[START SOURCE RECORDS]

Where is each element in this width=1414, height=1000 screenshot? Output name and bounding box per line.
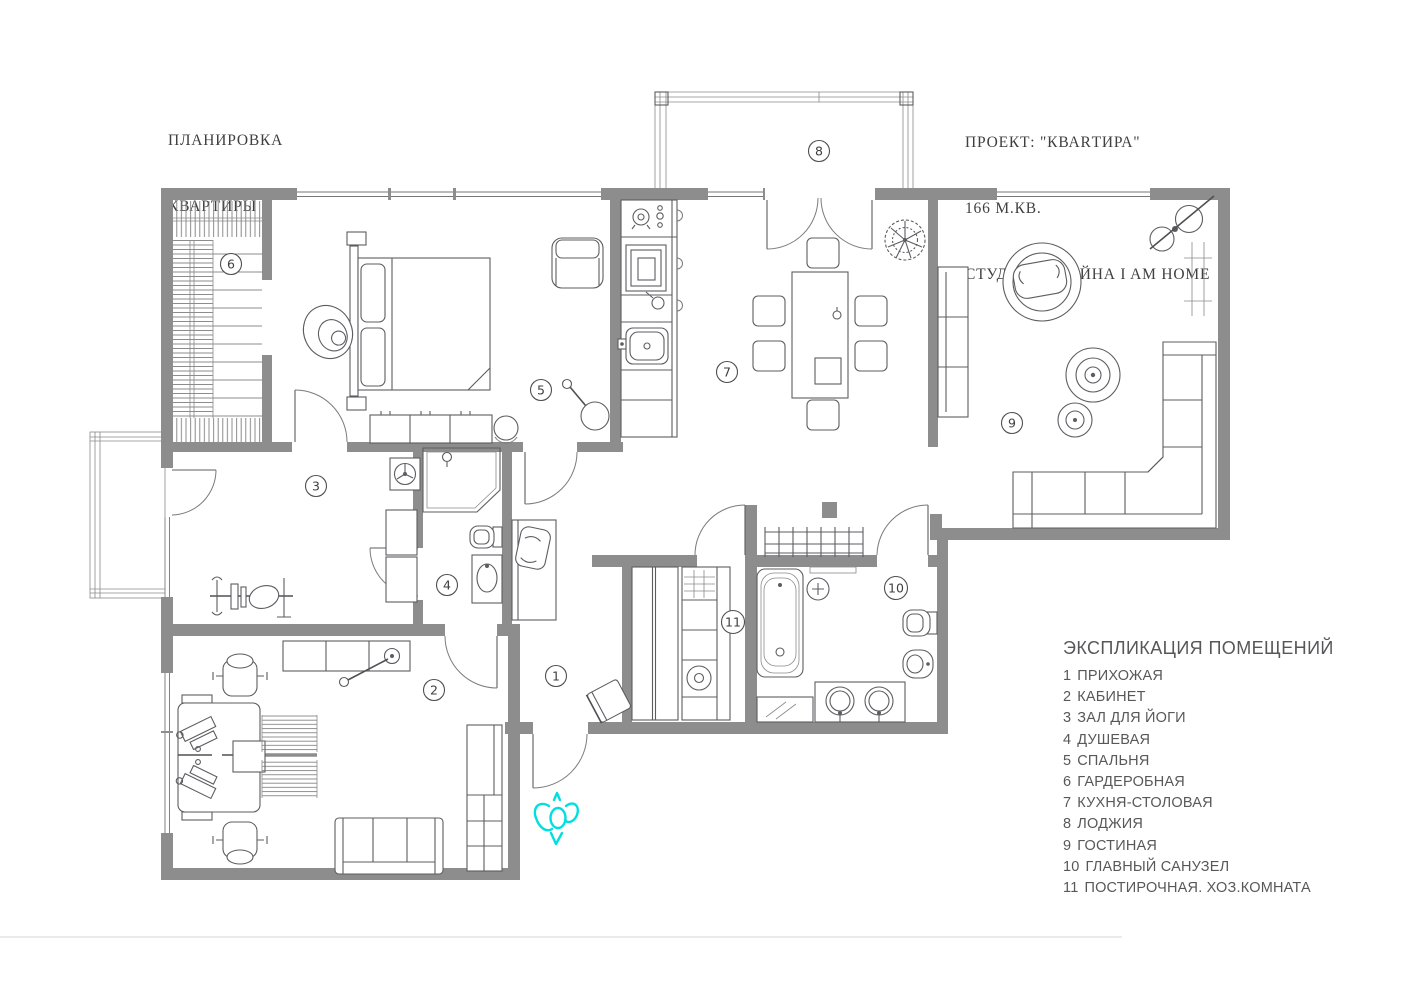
svg-text:9: 9	[1008, 416, 1016, 431]
room-marker-6: 6	[221, 254, 242, 275]
mirror-icon	[757, 697, 813, 722]
room-marker-10: 10	[885, 577, 908, 600]
office-sofa-icon	[335, 818, 443, 874]
dining-table-icon	[792, 272, 848, 398]
oven-icon	[626, 245, 666, 291]
coffee-tables-icon	[1058, 348, 1120, 437]
washing-machine-icon	[390, 458, 420, 490]
svg-text:3: 3	[312, 479, 320, 494]
kitchen-window	[708, 188, 763, 200]
room-laundry	[632, 567, 730, 720]
room-marker-7: 7	[717, 362, 738, 383]
dresser-icon	[370, 411, 492, 443]
room-marker-1: 1	[546, 666, 567, 687]
room-bedroom	[295, 232, 609, 443]
washbasin-icon	[472, 555, 502, 603]
yoga-window	[161, 517, 173, 597]
office-cabinet-icon	[467, 725, 502, 871]
drying-rack-icon	[765, 527, 863, 557]
bathroom-door	[877, 505, 928, 555]
laundry-door	[695, 505, 745, 555]
person-figure-icon	[535, 793, 578, 844]
room-loggia	[655, 92, 913, 188]
bench-icon	[512, 520, 556, 620]
office-windows	[161, 673, 173, 833]
bedroom-hall-door	[525, 452, 577, 504]
bedroom-chair-icon	[552, 238, 603, 288]
double-vanity-icon	[815, 682, 905, 722]
room-marker-11: 11	[722, 611, 745, 634]
ceiling-light-icon	[807, 578, 829, 600]
room-hallway	[512, 520, 632, 844]
bedroom-window	[297, 188, 601, 200]
balcony-door	[172, 470, 216, 515]
room-marker-3: 3	[306, 476, 327, 497]
room-wardrobe	[173, 201, 262, 442]
office-chair-icon	[213, 654, 267, 696]
room-marker-9: 9	[1002, 413, 1023, 434]
svg-text:11: 11	[725, 615, 741, 630]
svg-text:7: 7	[723, 365, 731, 380]
svg-text:4: 4	[443, 578, 451, 593]
bathtub-icon	[757, 569, 803, 677]
kitchen-sink-icon	[618, 328, 668, 364]
toilet-icon	[470, 526, 502, 548]
room-office	[175, 641, 502, 874]
bath-shelf-icon	[810, 567, 856, 573]
entrance-door	[533, 734, 587, 788]
double-bed-icon	[350, 246, 490, 396]
room-marker-2: 2	[424, 680, 445, 701]
plant-icon	[885, 220, 925, 260]
tv-console-icon	[938, 267, 968, 417]
papasan-chair-icon	[1003, 243, 1081, 321]
svg-text:5: 5	[537, 383, 545, 398]
room-shower	[423, 448, 502, 603]
shelving-icon	[173, 240, 213, 418]
room-marker-5: 5	[531, 380, 552, 401]
living-window	[997, 188, 1150, 200]
nightstand-icon	[347, 232, 366, 245]
floor-plan: 1 2 3 4 5 6 7 8 9 10 11	[0, 0, 1414, 1000]
double-desk-icon	[175, 695, 317, 820]
svg-text:8: 8	[815, 144, 823, 159]
svg-text:1: 1	[552, 669, 560, 684]
bidet-icon	[903, 650, 933, 678]
floor-lamp-icon	[563, 380, 610, 431]
bedroom-yoga-door	[295, 390, 347, 442]
svg-text:6: 6	[227, 257, 235, 272]
office-door	[445, 636, 497, 688]
hanging-rail-icon	[173, 201, 262, 237]
office-chair-icon	[213, 822, 267, 864]
nightstand-icon	[347, 397, 366, 410]
shower-cabin-icon	[423, 448, 500, 512]
room-living	[938, 196, 1216, 528]
cabinet-icon	[386, 557, 417, 602]
loggia-post-icon	[900, 92, 913, 105]
radiator-icon	[1184, 242, 1212, 316]
room-marker-8: 8	[809, 141, 830, 162]
gym-equipment-icon	[210, 577, 293, 617]
laundry-shelving-icon	[632, 567, 678, 720]
toilet-icon	[903, 610, 937, 636]
room-kitchen-dining	[753, 220, 925, 430]
hanging-rail-icon	[173, 418, 262, 442]
balcony-left	[90, 432, 165, 598]
svg-text:10: 10	[888, 581, 904, 596]
room-marker-4: 4	[437, 575, 458, 596]
svg-text:2: 2	[430, 683, 438, 698]
washer-dryer-stack-icon	[682, 567, 730, 720]
cabinet-icon	[386, 510, 417, 555]
cooktop-icon	[632, 206, 663, 229]
pouf-icon	[494, 416, 518, 443]
kitchen-counter	[618, 200, 683, 437]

[END SOURCE RECORDS]

Turn the lines above into a numbered list, skipping any blank lines and leaving the picture out.

**OUTPUT OF THE TASK:**
1. Where is each element in this width=1414, height=1000 screenshot? Output name and bounding box per line.
2. svg-text:9: 9	[1008, 416, 1016, 431]
3. room-marker-6: 6	[221, 254, 242, 275]
4. mirror-icon	[757, 697, 813, 722]
5. room-marker-10: 10	[885, 577, 908, 600]
6. office-sofa-icon	[335, 818, 443, 874]
7. dining-table-icon	[792, 272, 848, 398]
8. oven-icon	[626, 245, 666, 291]
9. coffee-tables-icon	[1058, 348, 1120, 437]
10. washing-machine-icon	[390, 458, 420, 490]
11. svg-text:3: 3	[312, 479, 320, 494]
12. kitchen-window	[708, 188, 763, 200]
13. room-laundry	[632, 567, 730, 720]
14. room-marker-7: 7	[717, 362, 738, 383]
15. dresser-icon	[370, 411, 492, 443]
16. room-marker-1: 1	[546, 666, 567, 687]
17. room-bedroom	[295, 232, 609, 443]
18. washbasin-icon	[472, 555, 502, 603]
19. yoga-window	[161, 517, 173, 597]
20. office-cabinet-icon	[467, 725, 502, 871]
21. drying-rack-icon	[765, 527, 863, 557]
22. bathroom-door	[877, 505, 928, 555]
23. laundry-door	[695, 505, 745, 555]
24. person-figure-icon	[535, 793, 578, 844]
25. room-loggia	[655, 92, 913, 188]
26. bench-icon	[512, 520, 556, 620]
27. office-windows	[161, 673, 173, 833]
28. bedroom-hall-door	[525, 452, 577, 504]
29. bedroom-chair-icon	[552, 238, 603, 288]
30. double-vanity-icon	[815, 682, 905, 722]
31. room-marker-11: 11	[722, 611, 745, 634]
32. ceiling-light-icon	[807, 578, 829, 600]
33. room-hallway	[512, 520, 632, 844]
34. bedroom-window	[297, 188, 601, 200]
35. balcony-door	[172, 470, 216, 515]
36. room-marker-3: 3	[306, 476, 327, 497]
37. room-wardrobe	[173, 201, 262, 442]
38. office-chair-icon	[213, 654, 267, 696]
39. room-marker-9: 9	[1002, 413, 1023, 434]
40. svg-text:11: 11	[725, 615, 741, 630]
41. svg-text:7: 7	[723, 365, 731, 380]
42. svg-text:4: 4	[443, 578, 451, 593]
43. bathtub-icon	[757, 569, 803, 677]
44. kitchen-sink-icon	[618, 328, 668, 364]
45. toilet-icon	[470, 526, 502, 548]
46. room-office	[175, 641, 502, 874]
47. bath-shelf-icon	[810, 567, 856, 573]
48. entrance-door	[533, 734, 587, 788]
49. double-bed-icon	[350, 246, 490, 396]
50. room-marker-2: 2	[424, 680, 445, 701]
51. plant-icon	[885, 220, 925, 260]
52. tv-console-icon	[938, 267, 968, 417]
53. papasan-chair-icon	[1003, 243, 1081, 321]
54. svg-text:5: 5	[537, 383, 545, 398]
55. room-shower	[423, 448, 502, 603]
56. shelving-icon	[173, 240, 213, 418]
57. room-marker-5: 5	[531, 380, 552, 401]
58. living-window	[997, 188, 1150, 200]
59. nightstand-icon	[347, 232, 366, 245]
60. floor-plan: 1 2 3 4 5 6 7 8 9 10 11	[0, 0, 1414, 1000]
61. double-desk-icon	[175, 695, 317, 820]
62. svg-text:8: 8	[815, 144, 823, 159]
63. svg-text:1: 1	[552, 669, 560, 684]
64. bidet-icon	[903, 650, 933, 678]
65. floor-lamp-icon	[563, 380, 610, 431]
66. bedroom-yoga-door	[295, 390, 347, 442]
67. svg-text:6: 6	[227, 257, 235, 272]
68. office-door	[445, 636, 497, 688]
69. hanging-rail-icon	[173, 201, 262, 237]
70. office-chair-icon	[213, 822, 267, 864]
71. nightstand-icon	[347, 397, 366, 410]
72. shower-cabin-icon	[423, 448, 500, 512]
73. room-living	[938, 196, 1216, 528]
74. cabinet-icon	[386, 557, 417, 602]
75. loggia-post-icon	[900, 92, 913, 105]
76. radiator-icon	[1184, 242, 1212, 316]
77. room-marker-8: 8	[809, 141, 830, 162]
78. gym-equipment-icon	[210, 577, 293, 617]
79. laundry-shelving-icon	[632, 567, 678, 720]
80. toilet-icon	[903, 610, 937, 636]
81. room-kitchen-dining	[753, 220, 925, 430]
82. hanging-rail-icon	[173, 418, 262, 442]
83. balcony-left	[90, 432, 165, 598]
84. svg-text:10: 10	[888, 581, 904, 596]
85. room-marker-4: 4	[437, 575, 458, 596]
86. svg-text:2: 2	[430, 683, 438, 698]
87. washer-dryer-stack-icon	[682, 567, 730, 720]
88. cabinet-icon	[386, 510, 417, 555]
89. cooktop-icon	[632, 206, 663, 229]
90. pouf-icon	[494, 416, 518, 443]
91. kitchen-counter	[618, 200, 683, 437]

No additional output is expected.